## START Data for the task
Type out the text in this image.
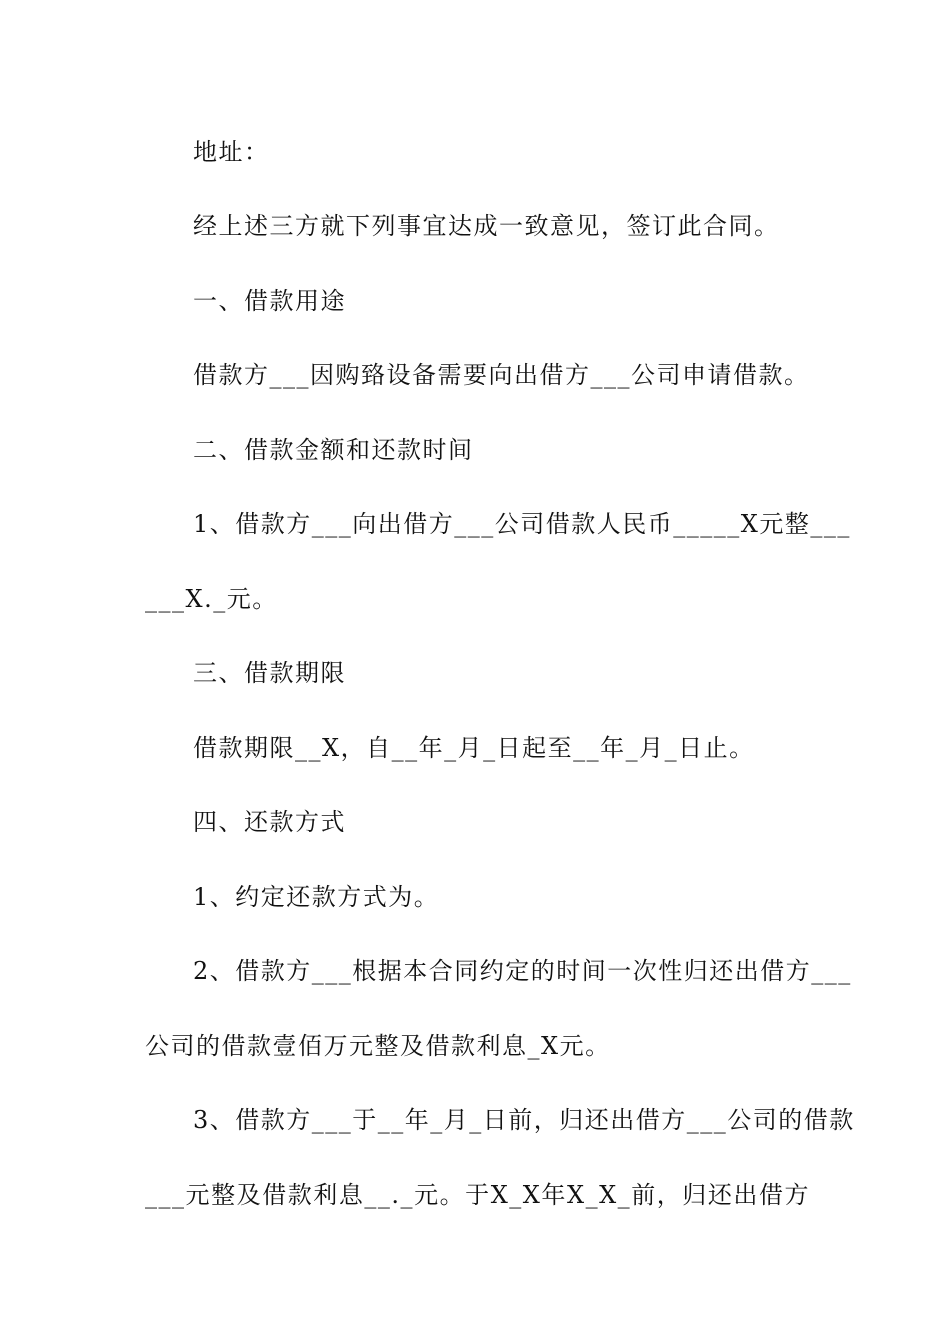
地址：
经上述三方就下列事宜达成一致意见，签订此合同。
一、借款用途
借款方___因购臵设备需要向出借方___公司申请借款。
二、借款金额和还款时间
1、借款方___向出借方___公司借款人民币_____X元整___
___X._元。
三、借款期限
借款期限__X，自__年_月_日起至__年_月_日止。
四、还款方式
1、约定还款方式为。
2、借款方___根据本合同约定的时间一次性归还出借方___
公司的借款壹佰万元整及借款利息_X元。
3、借款方___于__年_月_日前，归还出借方___公司的借款
___元整及借款利息__._元。于X_X年X_X_前，归还出借方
## END Data for the task
> **Directions**:
Repeat the records above exactly, leaving out any pictures they contain.

> **Answer**:
Type out the text in this image.
地址：
经上述三方就下列事宜达成一致意见，签订此合同。
一、借款用途
借款方___因购臵设备需要向出借方___公司申请借款。
二、借款金额和还款时间
1、借款方___向出借方___公司借款人民币_____X元整___
___X._元。
三、借款期限
借款期限__X，自__年_月_日起至__年_月_日止。
四、还款方式
1、约定还款方式为。
2、借款方___根据本合同约定的时间一次性归还出借方___
公司的借款壹佰万元整及借款利息_X元。
3、借款方___于__年_月_日前，归还出借方___公司的借款
___元整及借款利息__._元。于X_X年X_X_前，归还出借方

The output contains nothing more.